(Exercise description) Extract every line where the string "моря" appears.

(Entries shown)
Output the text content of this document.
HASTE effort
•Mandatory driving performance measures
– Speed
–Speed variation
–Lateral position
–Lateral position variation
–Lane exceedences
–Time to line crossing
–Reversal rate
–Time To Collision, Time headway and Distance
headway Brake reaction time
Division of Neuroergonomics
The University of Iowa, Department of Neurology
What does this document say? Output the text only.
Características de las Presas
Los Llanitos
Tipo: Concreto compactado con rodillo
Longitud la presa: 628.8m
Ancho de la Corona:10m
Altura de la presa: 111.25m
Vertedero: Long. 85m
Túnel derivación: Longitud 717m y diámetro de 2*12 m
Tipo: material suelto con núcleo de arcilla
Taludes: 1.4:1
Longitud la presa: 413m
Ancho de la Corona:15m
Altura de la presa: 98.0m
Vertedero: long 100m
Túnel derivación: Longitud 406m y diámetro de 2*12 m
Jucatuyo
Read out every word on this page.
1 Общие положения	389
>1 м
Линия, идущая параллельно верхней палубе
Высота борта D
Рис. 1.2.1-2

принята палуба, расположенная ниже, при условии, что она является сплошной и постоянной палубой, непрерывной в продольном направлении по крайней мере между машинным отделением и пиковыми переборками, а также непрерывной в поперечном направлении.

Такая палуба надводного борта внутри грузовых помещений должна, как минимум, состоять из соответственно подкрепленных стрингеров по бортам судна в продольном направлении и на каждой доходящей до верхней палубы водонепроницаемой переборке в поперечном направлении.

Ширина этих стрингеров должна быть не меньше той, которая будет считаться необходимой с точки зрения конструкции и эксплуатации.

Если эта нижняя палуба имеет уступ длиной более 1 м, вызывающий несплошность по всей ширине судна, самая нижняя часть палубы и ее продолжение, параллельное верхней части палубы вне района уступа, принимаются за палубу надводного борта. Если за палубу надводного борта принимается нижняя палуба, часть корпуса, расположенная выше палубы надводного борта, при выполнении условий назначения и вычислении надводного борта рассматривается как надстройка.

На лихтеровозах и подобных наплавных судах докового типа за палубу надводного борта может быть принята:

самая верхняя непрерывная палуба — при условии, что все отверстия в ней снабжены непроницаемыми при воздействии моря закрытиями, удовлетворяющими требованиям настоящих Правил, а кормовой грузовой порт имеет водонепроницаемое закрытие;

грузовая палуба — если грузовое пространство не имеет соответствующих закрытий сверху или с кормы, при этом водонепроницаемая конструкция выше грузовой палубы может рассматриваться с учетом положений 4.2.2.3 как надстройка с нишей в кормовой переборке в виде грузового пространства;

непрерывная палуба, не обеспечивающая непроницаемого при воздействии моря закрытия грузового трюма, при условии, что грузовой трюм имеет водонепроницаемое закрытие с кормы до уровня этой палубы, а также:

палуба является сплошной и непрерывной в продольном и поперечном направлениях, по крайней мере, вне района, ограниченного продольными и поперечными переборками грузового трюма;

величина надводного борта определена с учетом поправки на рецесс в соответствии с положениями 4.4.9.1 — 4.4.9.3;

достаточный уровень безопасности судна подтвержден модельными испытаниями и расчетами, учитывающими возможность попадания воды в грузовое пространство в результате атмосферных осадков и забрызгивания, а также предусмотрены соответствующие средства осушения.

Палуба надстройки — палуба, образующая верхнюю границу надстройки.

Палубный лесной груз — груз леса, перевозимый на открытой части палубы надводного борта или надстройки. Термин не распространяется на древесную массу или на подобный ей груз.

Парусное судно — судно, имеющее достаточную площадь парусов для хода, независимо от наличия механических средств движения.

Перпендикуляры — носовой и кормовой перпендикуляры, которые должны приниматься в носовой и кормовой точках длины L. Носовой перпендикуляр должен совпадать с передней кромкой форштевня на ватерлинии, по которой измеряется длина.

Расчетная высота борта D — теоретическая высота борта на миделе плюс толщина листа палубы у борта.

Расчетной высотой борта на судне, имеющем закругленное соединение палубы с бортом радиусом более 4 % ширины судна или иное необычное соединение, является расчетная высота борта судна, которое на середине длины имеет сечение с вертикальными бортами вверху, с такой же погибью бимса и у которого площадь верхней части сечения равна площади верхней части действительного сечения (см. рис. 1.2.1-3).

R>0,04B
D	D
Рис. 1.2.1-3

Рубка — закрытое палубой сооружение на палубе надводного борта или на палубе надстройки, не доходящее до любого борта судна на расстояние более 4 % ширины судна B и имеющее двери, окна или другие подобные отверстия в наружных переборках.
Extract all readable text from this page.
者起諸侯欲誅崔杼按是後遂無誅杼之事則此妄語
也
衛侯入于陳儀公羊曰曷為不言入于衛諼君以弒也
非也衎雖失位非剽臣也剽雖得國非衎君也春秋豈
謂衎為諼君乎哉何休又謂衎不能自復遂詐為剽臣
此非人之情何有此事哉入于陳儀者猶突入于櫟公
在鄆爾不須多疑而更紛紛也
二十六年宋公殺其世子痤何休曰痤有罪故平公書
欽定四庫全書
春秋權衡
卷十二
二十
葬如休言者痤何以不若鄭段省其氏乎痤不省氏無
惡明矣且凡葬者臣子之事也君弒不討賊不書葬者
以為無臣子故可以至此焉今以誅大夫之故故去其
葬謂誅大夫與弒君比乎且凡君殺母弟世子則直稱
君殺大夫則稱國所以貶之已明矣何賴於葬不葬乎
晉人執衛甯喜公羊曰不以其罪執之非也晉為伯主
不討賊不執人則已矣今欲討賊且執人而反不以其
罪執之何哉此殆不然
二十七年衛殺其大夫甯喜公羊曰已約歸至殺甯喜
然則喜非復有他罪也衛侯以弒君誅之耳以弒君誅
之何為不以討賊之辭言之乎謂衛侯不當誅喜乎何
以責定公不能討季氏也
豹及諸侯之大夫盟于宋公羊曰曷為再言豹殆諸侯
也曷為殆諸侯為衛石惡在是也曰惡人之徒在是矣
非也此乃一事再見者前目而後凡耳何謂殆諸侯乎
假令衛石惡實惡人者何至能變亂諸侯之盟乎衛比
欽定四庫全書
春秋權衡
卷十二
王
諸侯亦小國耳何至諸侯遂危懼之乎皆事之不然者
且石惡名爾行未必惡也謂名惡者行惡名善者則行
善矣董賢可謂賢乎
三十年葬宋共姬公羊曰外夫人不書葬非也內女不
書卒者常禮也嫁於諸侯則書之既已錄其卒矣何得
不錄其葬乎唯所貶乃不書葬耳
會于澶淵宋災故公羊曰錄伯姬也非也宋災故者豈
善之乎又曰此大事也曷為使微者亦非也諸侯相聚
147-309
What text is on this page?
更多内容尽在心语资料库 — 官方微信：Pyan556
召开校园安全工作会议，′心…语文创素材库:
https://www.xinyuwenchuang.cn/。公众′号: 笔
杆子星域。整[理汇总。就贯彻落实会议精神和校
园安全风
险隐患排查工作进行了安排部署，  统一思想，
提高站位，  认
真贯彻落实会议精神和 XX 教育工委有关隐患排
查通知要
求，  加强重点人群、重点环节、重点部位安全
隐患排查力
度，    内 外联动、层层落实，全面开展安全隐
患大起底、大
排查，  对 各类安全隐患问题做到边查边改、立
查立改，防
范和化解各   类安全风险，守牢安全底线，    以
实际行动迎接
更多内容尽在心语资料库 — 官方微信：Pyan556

(Answer in full)
самая верхняя непрерывная палуба — при условии, что все отверстия в ней снабжены непроницаемыми при воздействии моря закрытиями, удовлетворяющими требованиям настоящих Правил, а кормовой грузовой порт имеет водонепроницаемое закрытие;
непрерывная палуба, не обеспечивающая непроницаемого при воздействии моря закрытия грузового трюма, при условии, что грузовой трюм имеет водонепроницаемое закрытие с кормы до уровня этой палубы, а также:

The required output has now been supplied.